• [MATERIAL PROVIDED]:
▼▼▼

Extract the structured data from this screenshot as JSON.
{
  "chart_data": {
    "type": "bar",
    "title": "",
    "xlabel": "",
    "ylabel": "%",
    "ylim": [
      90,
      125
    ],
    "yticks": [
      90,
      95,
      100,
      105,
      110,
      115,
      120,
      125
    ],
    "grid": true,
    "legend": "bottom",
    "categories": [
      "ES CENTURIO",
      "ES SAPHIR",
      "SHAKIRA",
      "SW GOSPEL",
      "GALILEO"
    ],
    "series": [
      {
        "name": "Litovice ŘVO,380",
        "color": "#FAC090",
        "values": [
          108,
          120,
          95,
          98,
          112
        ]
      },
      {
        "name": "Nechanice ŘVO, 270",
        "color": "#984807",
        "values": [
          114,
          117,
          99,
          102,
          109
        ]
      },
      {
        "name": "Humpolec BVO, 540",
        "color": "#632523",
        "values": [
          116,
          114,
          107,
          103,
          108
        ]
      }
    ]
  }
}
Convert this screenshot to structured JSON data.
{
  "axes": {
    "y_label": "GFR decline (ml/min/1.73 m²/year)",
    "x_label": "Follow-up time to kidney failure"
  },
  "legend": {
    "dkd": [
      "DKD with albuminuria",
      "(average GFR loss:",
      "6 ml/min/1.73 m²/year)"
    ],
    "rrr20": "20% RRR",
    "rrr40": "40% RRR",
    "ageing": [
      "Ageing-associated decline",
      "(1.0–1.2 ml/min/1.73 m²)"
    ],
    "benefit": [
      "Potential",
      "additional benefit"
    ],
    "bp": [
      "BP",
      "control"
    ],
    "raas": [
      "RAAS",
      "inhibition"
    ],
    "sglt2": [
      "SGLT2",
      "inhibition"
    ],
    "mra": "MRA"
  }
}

▲▲▲

• [TASK]:
Working from the material above, retype it in its entirety without change.

• [ANSWER TO THIS TASK]:
Extract the structured data from this screenshot as JSON.
{
  "chart_data": {
    "type": "bar",
    "title": "",
    "xlabel": "",
    "ylabel": "%",
    "ylim": [
      90,
      125
    ],
    "yticks": [
      90,
      95,
      100,
      105,
      110,
      115,
      120,
      125
    ],
    "grid": true,
    "legend": "bottom",
    "categories": [
      "ES CENTURIO",
      "ES SAPHIR",
      "SHAKIRA",
      "SW GOSPEL",
      "GALILEO"
    ],
    "series": [
      {
        "name": "Litovice ŘVO,380",
        "color": "#FAC090",
        "values": [
          108,
          120,
          95,
          98,
          112
        ]
      },
      {
        "name": "Nechanice ŘVO, 270",
        "color": "#984807",
        "values": [
          114,
          117,
          99,
          102,
          109
        ]
      },
      {
        "name": "Humpolec BVO, 540",
        "color": "#632523",
        "values": [
          116,
          114,
          107,
          103,
          108
        ]
      }
    ]
  }
}
Convert this screenshot to structured JSON data.
{
  "axes": {
    "y_label": "GFR decline (ml/min/1.73 m²/year)",
    "x_label": "Follow-up time to kidney failure"
  },
  "legend": {
    "dkd": [
      "DKD with albuminuria",
      "(average GFR loss:",
      "6 ml/min/1.73 m²/year)"
    ],
    "rrr20": "20% RRR",
    "rrr40": "40% RRR",
    "ageing": [
      "Ageing-associated decline",
      "(1.0–1.2 ml/min/1.73 m²)"
    ],
    "benefit": [
      "Potential",
      "additional benefit"
    ],
    "bp": [
      "BP",
      "control"
    ],
    "raas": [
      "RAAS",
      "inhibition"
    ],
    "sglt2": [
      "SGLT2",
      "inhibition"
    ],
    "mra": "MRA"
  }
}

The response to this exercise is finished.